(Extracted data entries)
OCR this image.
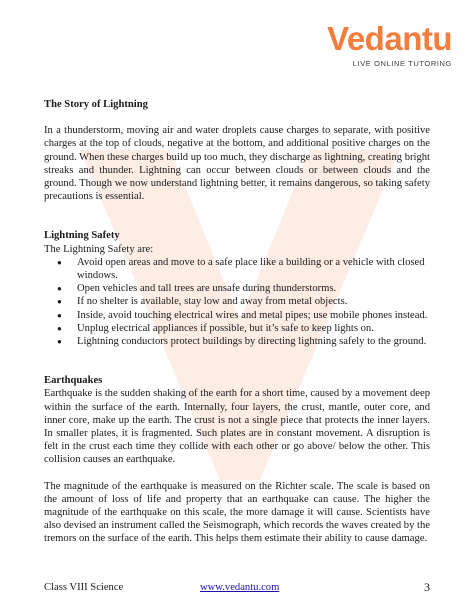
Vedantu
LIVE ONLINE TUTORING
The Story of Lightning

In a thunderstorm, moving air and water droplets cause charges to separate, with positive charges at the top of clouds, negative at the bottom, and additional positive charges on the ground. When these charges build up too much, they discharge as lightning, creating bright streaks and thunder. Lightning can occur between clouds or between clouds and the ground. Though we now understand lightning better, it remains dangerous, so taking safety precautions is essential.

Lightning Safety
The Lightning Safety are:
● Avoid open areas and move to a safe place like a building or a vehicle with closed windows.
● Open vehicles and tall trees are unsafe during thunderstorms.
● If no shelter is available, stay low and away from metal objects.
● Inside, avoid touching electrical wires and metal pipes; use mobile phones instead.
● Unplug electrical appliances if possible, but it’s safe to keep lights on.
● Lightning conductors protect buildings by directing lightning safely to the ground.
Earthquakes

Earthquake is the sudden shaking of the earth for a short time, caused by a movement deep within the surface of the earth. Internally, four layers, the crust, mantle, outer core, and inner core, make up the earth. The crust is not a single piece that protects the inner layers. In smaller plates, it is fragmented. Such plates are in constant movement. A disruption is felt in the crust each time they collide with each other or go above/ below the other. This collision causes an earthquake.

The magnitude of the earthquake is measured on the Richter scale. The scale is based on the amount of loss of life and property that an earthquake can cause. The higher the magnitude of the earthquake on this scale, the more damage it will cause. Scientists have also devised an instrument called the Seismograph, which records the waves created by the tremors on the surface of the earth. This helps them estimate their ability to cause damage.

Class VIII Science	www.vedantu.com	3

==

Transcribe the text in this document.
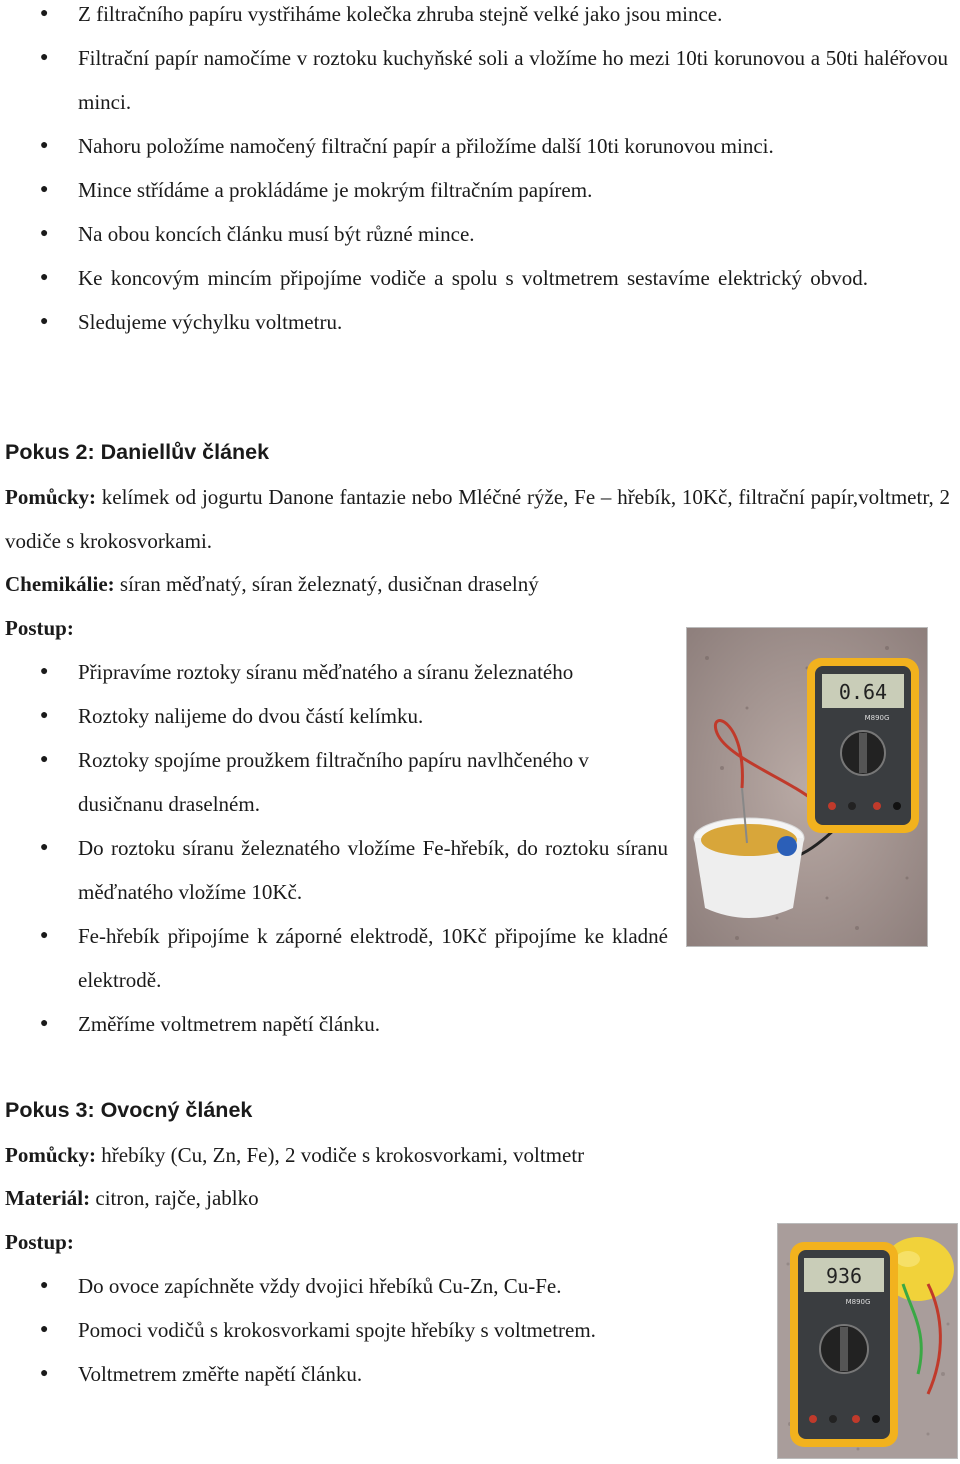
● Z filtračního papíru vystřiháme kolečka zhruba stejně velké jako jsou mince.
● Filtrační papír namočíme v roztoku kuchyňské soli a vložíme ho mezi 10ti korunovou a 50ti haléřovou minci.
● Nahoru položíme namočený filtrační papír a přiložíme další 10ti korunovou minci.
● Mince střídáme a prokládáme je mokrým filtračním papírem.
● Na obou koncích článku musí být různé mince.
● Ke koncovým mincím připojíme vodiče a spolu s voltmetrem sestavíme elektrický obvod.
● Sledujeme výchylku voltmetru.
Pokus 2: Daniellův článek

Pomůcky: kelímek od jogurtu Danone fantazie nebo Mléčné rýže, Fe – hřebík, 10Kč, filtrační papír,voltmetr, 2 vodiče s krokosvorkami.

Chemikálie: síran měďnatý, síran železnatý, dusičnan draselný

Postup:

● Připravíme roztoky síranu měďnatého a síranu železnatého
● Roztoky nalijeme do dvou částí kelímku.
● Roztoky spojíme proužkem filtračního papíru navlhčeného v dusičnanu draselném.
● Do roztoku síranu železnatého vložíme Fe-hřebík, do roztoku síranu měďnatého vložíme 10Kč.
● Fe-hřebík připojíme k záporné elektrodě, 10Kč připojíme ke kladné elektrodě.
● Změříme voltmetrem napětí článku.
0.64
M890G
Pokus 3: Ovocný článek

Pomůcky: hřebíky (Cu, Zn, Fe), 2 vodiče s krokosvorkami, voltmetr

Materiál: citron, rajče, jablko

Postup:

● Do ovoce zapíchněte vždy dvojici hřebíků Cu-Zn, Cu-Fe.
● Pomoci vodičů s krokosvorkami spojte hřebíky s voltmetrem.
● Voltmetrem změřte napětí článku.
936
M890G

= Given request =
Go through the records and show every line with the string "roztoku" in it.

= The response =
● Filtrační papír namočíme v roztoku kuchyňské soli a vložíme ho mezi 10ti korunovou a 50ti haléřovou minci.
● Do roztoku síranu železnatého vložíme Fe-hřebík, do roztoku síranu měďnatého vložíme 10Kč.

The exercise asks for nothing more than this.